### What is expected:
Reproduce each line exactly. Skip none.

---------- Dataset rows ----------

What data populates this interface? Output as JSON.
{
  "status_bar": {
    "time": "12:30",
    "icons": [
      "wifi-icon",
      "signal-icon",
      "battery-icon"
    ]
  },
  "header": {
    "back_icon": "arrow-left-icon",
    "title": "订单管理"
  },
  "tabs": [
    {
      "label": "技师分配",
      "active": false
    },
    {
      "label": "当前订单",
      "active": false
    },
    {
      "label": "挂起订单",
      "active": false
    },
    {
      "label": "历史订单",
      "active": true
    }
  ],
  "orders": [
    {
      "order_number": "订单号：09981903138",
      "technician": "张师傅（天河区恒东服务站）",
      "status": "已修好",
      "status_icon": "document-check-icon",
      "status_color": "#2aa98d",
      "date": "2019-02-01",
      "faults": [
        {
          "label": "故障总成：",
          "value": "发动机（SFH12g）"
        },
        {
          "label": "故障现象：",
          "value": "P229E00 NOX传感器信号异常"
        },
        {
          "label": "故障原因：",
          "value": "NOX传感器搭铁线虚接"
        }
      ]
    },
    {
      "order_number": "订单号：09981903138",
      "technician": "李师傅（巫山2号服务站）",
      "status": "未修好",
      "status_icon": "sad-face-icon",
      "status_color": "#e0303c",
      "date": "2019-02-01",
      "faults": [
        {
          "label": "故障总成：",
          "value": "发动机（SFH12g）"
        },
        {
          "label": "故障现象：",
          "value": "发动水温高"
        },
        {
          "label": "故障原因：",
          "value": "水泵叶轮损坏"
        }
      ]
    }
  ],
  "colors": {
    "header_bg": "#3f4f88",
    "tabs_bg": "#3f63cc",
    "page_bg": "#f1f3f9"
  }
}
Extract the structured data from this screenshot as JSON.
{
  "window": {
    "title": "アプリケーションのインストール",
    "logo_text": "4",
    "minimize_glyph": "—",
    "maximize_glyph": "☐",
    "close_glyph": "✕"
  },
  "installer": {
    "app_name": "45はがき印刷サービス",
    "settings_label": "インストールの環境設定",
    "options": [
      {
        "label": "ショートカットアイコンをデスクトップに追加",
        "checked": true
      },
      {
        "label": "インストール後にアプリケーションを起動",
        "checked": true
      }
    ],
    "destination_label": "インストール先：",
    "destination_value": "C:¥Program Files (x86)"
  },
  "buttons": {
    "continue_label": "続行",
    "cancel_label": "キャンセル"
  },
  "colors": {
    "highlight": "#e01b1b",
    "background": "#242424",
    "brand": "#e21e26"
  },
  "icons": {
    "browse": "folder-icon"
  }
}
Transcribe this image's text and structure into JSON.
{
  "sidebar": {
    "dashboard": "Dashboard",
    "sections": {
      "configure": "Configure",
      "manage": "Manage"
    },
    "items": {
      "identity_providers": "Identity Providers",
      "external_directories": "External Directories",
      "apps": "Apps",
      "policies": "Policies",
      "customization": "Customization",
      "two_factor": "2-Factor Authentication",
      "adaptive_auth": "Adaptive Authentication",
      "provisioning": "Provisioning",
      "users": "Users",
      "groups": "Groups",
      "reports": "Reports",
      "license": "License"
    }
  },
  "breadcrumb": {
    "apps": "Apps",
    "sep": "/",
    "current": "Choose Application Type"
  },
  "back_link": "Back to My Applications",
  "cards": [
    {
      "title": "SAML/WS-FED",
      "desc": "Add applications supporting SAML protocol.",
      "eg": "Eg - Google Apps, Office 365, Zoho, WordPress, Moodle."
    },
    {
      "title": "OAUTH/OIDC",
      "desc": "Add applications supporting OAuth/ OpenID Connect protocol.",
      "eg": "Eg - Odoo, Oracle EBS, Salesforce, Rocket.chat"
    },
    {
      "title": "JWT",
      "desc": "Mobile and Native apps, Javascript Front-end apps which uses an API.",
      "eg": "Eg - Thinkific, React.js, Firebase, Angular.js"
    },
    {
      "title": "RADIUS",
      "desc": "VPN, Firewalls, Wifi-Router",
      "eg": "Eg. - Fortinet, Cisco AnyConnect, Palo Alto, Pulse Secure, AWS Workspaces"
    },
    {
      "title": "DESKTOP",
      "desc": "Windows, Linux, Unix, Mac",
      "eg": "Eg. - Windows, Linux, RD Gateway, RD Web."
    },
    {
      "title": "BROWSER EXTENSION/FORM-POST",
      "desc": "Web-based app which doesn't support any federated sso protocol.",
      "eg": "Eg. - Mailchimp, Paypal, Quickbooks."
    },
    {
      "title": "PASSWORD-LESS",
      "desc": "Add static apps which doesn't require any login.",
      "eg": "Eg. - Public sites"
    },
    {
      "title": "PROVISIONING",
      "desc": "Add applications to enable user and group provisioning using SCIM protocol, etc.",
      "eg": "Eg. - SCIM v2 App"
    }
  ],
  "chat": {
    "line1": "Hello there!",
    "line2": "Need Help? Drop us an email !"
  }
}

----------

### Task result:
What data populates this interface? Output as JSON.
{
  "status_bar": {
    "time": "12:30",
    "icons": [
      "wifi-icon",
      "signal-icon",
      "battery-icon"
    ]
  },
  "header": {
    "back_icon": "arrow-left-icon",
    "title": "订单管理"
  },
  "tabs": [
    {
      "label": "技师分配",
      "active": false
    },
    {
      "label": "当前订单",
      "active": false
    },
    {
      "label": "挂起订单",
      "active": false
    },
    {
      "label": "历史订单",
      "active": true
    }
  ],
  "orders": [
    {
      "order_number": "订单号：09981903138",
      "technician": "张师傅（天河区恒东服务站）",
      "status": "已修好",
      "status_icon": "document-check-icon",
      "status_color": "#2aa98d",
      "date": "2019-02-01",
      "faults": [
        {
          "label": "故障总成：",
          "value": "发动机（SFH12g）"
        },
        {
          "label": "故障现象：",
          "value": "P229E00 NOX传感器信号异常"
        },
        {
          "label": "故障原因：",
          "value": "NOX传感器搭铁线虚接"
        }
      ]
    },
    {
      "order_number": "订单号：09981903138",
      "technician": "李师傅（巫山2号服务站）",
      "status": "未修好",
      "status_icon": "sad-face-icon",
      "status_color": "#e0303c",
      "date": "2019-02-01",
      "faults": [
        {
          "label": "故障总成：",
          "value": "发动机（SFH12g）"
        },
        {
          "label": "故障现象：",
          "value": "发动水温高"
        },
        {
          "label": "故障原因：",
          "value": "水泵叶轮损坏"
        }
      ]
    }
  ],
  "colors": {
    "header_bg": "#3f4f88",
    "tabs_bg": "#3f63cc",
    "page_bg": "#f1f3f9"
  }
}
Extract the structured data from this screenshot as JSON.
{
  "window": {
    "title": "アプリケーションのインストール",
    "logo_text": "4",
    "minimize_glyph": "—",
    "maximize_glyph": "☐",
    "close_glyph": "✕"
  },
  "installer": {
    "app_name": "45はがき印刷サービス",
    "settings_label": "インストールの環境設定",
    "options": [
      {
        "label": "ショートカットアイコンをデスクトップに追加",
        "checked": true
      },
      {
        "label": "インストール後にアプリケーションを起動",
        "checked": true
      }
    ],
    "destination_label": "インストール先：",
    "destination_value": "C:¥Program Files (x86)"
  },
  "buttons": {
    "continue_label": "続行",
    "cancel_label": "キャンセル"
  },
  "colors": {
    "highlight": "#e01b1b",
    "background": "#242424",
    "brand": "#e21e26"
  },
  "icons": {
    "browse": "folder-icon"
  }
}
Transcribe this image's text and structure into JSON.
{
  "sidebar": {
    "dashboard": "Dashboard",
    "sections": {
      "configure": "Configure",
      "manage": "Manage"
    },
    "items": {
      "identity_providers": "Identity Providers",
      "external_directories": "External Directories",
      "apps": "Apps",
      "policies": "Policies",
      "customization": "Customization",
      "two_factor": "2-Factor Authentication",
      "adaptive_auth": "Adaptive Authentication",
      "provisioning": "Provisioning",
      "users": "Users",
      "groups": "Groups",
      "reports": "Reports",
      "license": "License"
    }
  },
  "breadcrumb": {
    "apps": "Apps",
    "sep": "/",
    "current": "Choose Application Type"
  },
  "back_link": "Back to My Applications",
  "cards": [
    {
      "title": "SAML/WS-FED",
      "desc": "Add applications supporting SAML protocol.",
      "eg": "Eg - Google Apps, Office 365, Zoho, WordPress, Moodle."
    },
    {
      "title": "OAUTH/OIDC",
      "desc": "Add applications supporting OAuth/ OpenID Connect protocol.",
      "eg": "Eg - Odoo, Oracle EBS, Salesforce, Rocket.chat"
    },
    {
      "title": "JWT",
      "desc": "Mobile and Native apps, Javascript Front-end apps which uses an API.",
      "eg": "Eg - Thinkific, React.js, Firebase, Angular.js"
    },
    {
      "title": "RADIUS",
      "desc": "VPN, Firewalls, Wifi-Router",
      "eg": "Eg. - Fortinet, Cisco AnyConnect, Palo Alto, Pulse Secure, AWS Workspaces"
    },
    {
      "title": "DESKTOP",
      "desc": "Windows, Linux, Unix, Mac",
      "eg": "Eg. - Windows, Linux, RD Gateway, RD Web."
    },
    {
      "title": "BROWSER EXTENSION/FORM-POST",
      "desc": "Web-based app which doesn't support any federated sso protocol.",
      "eg": "Eg. - Mailchimp, Paypal, Quickbooks."
    },
    {
      "title": "PASSWORD-LESS",
      "desc": "Add static apps which doesn't require any login.",
      "eg": "Eg. - Public sites"
    },
    {
      "title": "PROVISIONING",
      "desc": "Add applications to enable user and group provisioning using SCIM protocol, etc.",
      "eg": "Eg. - SCIM v2 App"
    }
  ],
  "chat": {
    "line1": "Hello there!",
    "line2": "Need Help? Drop us an email !"
  }
}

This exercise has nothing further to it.